DIRECTIONS FOR THIS TASK => Set down all of the entries word for word, omitting the images they contain.
+++ SUPPLIED RECORDS +++
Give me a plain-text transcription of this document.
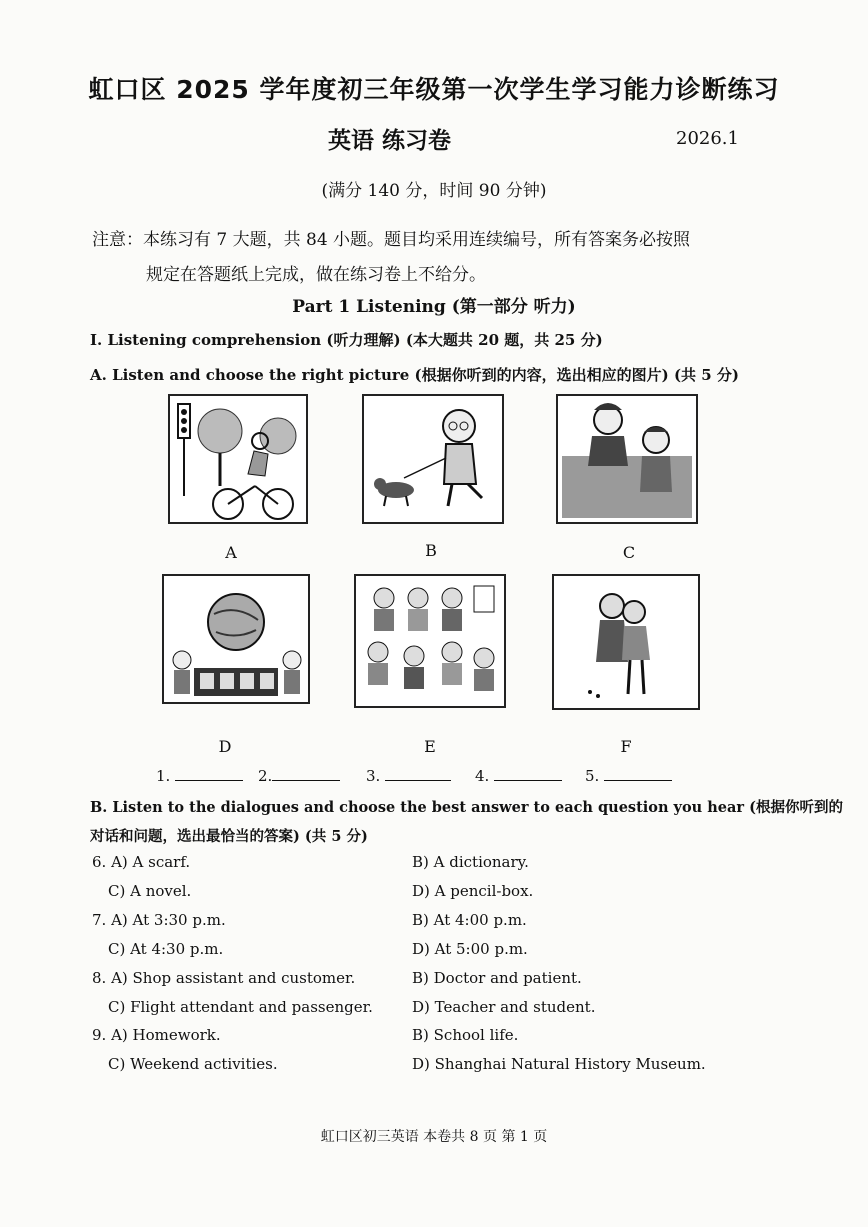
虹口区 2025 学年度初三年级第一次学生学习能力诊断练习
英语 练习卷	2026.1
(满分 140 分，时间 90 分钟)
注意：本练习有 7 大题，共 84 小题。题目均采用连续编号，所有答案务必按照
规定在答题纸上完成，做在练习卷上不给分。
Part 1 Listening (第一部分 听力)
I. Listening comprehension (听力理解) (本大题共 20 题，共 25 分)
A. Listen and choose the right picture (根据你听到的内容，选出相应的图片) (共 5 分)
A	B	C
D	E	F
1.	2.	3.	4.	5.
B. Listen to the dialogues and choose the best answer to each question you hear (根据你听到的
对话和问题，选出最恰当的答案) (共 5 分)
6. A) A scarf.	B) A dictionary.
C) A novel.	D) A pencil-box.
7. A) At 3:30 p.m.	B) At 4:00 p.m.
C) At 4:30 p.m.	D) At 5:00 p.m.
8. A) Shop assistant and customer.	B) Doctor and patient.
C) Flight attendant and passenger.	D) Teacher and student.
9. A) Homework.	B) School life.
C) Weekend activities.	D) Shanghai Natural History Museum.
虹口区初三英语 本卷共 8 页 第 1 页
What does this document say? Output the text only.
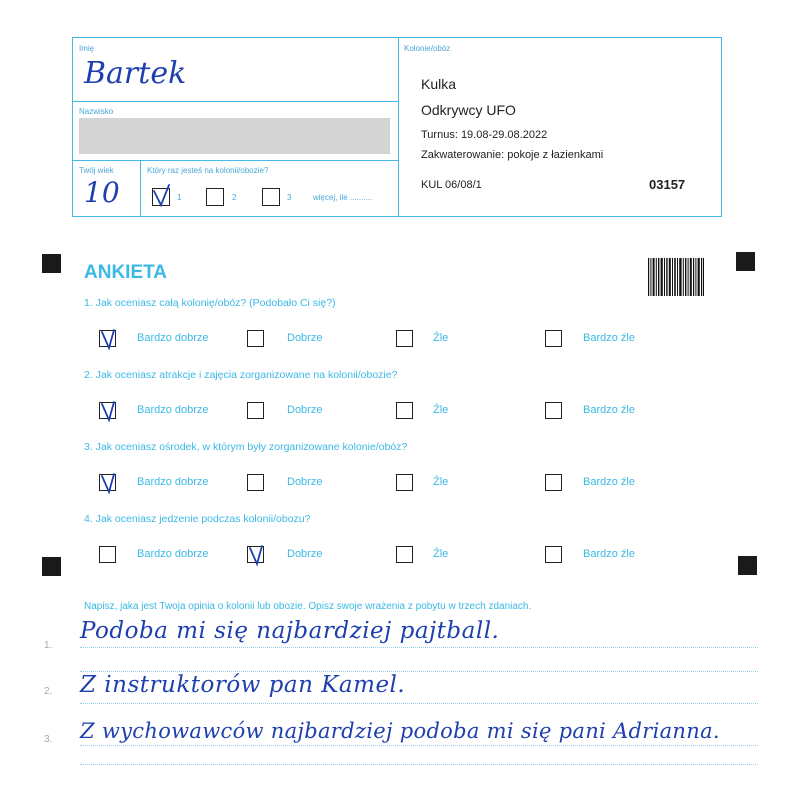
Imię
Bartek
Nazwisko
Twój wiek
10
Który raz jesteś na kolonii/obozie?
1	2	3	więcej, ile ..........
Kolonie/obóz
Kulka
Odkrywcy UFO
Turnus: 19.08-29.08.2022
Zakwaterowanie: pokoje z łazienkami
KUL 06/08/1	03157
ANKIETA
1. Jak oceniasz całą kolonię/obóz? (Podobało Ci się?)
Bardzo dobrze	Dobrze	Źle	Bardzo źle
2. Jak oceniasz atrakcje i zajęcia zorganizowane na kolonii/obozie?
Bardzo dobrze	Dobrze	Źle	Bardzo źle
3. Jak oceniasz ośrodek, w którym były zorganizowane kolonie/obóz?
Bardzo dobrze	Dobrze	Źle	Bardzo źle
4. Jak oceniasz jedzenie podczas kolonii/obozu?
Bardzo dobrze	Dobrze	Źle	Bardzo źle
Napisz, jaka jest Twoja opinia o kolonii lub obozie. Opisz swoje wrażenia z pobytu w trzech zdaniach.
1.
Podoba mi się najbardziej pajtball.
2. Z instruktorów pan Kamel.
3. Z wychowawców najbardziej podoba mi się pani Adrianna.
+++
THE OUTPUT =>
Give me a plain-text transcription of this document.
虹口区 2025 学年度初三年级第一次学生学习能力诊断练习
英语 练习卷	2026.1
(满分 140 分，时间 90 分钟)
注意：本练习有 7 大题，共 84 小题。题目均采用连续编号，所有答案务必按照
规定在答题纸上完成，做在练习卷上不给分。
Part 1 Listening (第一部分 听力)
I. Listening comprehension (听力理解) (本大题共 20 题，共 25 分)
A. Listen and choose the right picture (根据你听到的内容，选出相应的图片) (共 5 分)
A	B	C
D	E	F
1.	2.	3.	4.	5.
B. Listen to the dialogues and choose the best answer to each question you hear (根据你听到的
对话和问题，选出最恰当的答案) (共 5 分)
6. A) A scarf.	B) A dictionary.
C) A novel.	D) A pencil-box.
7. A) At 3:30 p.m.	B) At 4:00 p.m.
C) At 4:30 p.m.	D) At 5:00 p.m.
8. A) Shop assistant and customer.	B) Doctor and patient.
C) Flight attendant and passenger.	D) Teacher and student.
9. A) Homework.	B) School life.
C) Weekend activities.	D) Shanghai Natural History Museum.
虹口区初三英语 本卷共 8 页 第 1 页
What does this document say? Output the text only.
Imię
Bartek
Nazwisko
Twój wiek
10
Który raz jesteś na kolonii/obozie?
1	2	3	więcej, ile ..........
Kolonie/obóz
Kulka
Odkrywcy UFO
Turnus: 19.08-29.08.2022
Zakwaterowanie: pokoje z łazienkami
KUL 06/08/1	03157
ANKIETA
1. Jak oceniasz całą kolonię/obóz? (Podobało Ci się?)
Bardzo dobrze	Dobrze	Źle	Bardzo źle
2. Jak oceniasz atrakcje i zajęcia zorganizowane na kolonii/obozie?
Bardzo dobrze	Dobrze	Źle	Bardzo źle
3. Jak oceniasz ośrodek, w którym były zorganizowane kolonie/obóz?
Bardzo dobrze	Dobrze	Źle	Bardzo źle
4. Jak oceniasz jedzenie podczas kolonii/obozu?
Bardzo dobrze	Dobrze	Źle	Bardzo źle
Napisz, jaka jest Twoja opinia o kolonii lub obozie. Opisz swoje wrażenia z pobytu w trzech zdaniach.
1.
Podoba mi się najbardziej pajtball.
2. Z instruktorów pan Kamel.
3. Z wychowawców najbardziej podoba mi się pani Adrianna.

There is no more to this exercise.